What is expected: Copy every line, leaving nothing out and adding nothing.

Excerpted data:
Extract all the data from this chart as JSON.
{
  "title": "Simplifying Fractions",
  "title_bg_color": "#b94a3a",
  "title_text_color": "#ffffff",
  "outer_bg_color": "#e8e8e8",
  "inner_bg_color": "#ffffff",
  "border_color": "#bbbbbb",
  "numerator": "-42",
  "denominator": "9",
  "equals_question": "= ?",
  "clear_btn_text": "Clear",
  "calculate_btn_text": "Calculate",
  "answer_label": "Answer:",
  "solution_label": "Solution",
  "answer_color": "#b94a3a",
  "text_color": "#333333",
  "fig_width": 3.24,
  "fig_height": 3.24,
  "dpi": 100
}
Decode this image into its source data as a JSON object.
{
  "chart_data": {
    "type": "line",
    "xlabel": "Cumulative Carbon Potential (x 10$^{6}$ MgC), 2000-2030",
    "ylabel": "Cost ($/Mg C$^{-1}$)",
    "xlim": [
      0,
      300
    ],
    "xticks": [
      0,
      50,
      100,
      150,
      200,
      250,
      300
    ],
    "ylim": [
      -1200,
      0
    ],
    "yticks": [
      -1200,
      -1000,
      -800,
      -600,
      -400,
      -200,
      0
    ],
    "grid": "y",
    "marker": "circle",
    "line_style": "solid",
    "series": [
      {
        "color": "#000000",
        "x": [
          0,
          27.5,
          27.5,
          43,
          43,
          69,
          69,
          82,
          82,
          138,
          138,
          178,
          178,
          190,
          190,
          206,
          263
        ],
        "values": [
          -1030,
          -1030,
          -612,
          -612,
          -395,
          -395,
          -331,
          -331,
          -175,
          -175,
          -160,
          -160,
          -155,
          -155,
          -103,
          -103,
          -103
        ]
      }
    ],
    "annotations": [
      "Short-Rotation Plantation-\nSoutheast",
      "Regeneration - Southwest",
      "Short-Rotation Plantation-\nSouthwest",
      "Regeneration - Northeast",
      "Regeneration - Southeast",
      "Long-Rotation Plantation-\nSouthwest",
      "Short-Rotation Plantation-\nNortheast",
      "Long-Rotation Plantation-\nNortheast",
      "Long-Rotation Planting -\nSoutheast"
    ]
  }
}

The result:
Extract all the data from this chart as JSON.
{
  "title": "Simplifying Fractions",
  "title_bg_color": "#b94a3a",
  "title_text_color": "#ffffff",
  "outer_bg_color": "#e8e8e8",
  "inner_bg_color": "#ffffff",
  "border_color": "#bbbbbb",
  "numerator": "-42",
  "denominator": "9",
  "equals_question": "= ?",
  "clear_btn_text": "Clear",
  "calculate_btn_text": "Calculate",
  "answer_label": "Answer:",
  "solution_label": "Solution",
  "answer_color": "#b94a3a",
  "text_color": "#333333",
  "fig_width": 3.24,
  "fig_height": 3.24,
  "dpi": 100
}
Decode this image into its source data as a JSON object.
{
  "chart_data": {
    "type": "line",
    "xlabel": "Cumulative Carbon Potential (x 10$^{6}$ MgC), 2000-2030",
    "ylabel": "Cost ($/Mg C$^{-1}$)",
    "xlim": [
      0,
      300
    ],
    "xticks": [
      0,
      50,
      100,
      150,
      200,
      250,
      300
    ],
    "ylim": [
      -1200,
      0
    ],
    "yticks": [
      -1200,
      -1000,
      -800,
      -600,
      -400,
      -200,
      0
    ],
    "grid": "y",
    "marker": "circle",
    "line_style": "solid",
    "series": [
      {
        "color": "#000000",
        "x": [
          0,
          27.5,
          27.5,
          43,
          43,
          69,
          69,
          82,
          82,
          138,
          138,
          178,
          178,
          190,
          190,
          206,
          263
        ],
        "values": [
          -1030,
          -1030,
          -612,
          -612,
          -395,
          -395,
          -331,
          -331,
          -175,
          -175,
          -160,
          -160,
          -155,
          -155,
          -103,
          -103,
          -103
        ]
      }
    ],
    "annotations": [
      "Short-Rotation Plantation-\nSoutheast",
      "Regeneration - Southwest",
      "Short-Rotation Plantation-\nSouthwest",
      "Regeneration - Northeast",
      "Regeneration - Southeast",
      "Long-Rotation Plantation-\nSouthwest",
      "Short-Rotation Plantation-\nNortheast",
      "Long-Rotation Plantation-\nNortheast",
      "Long-Rotation Planting -\nSoutheast"
    ]
  }
}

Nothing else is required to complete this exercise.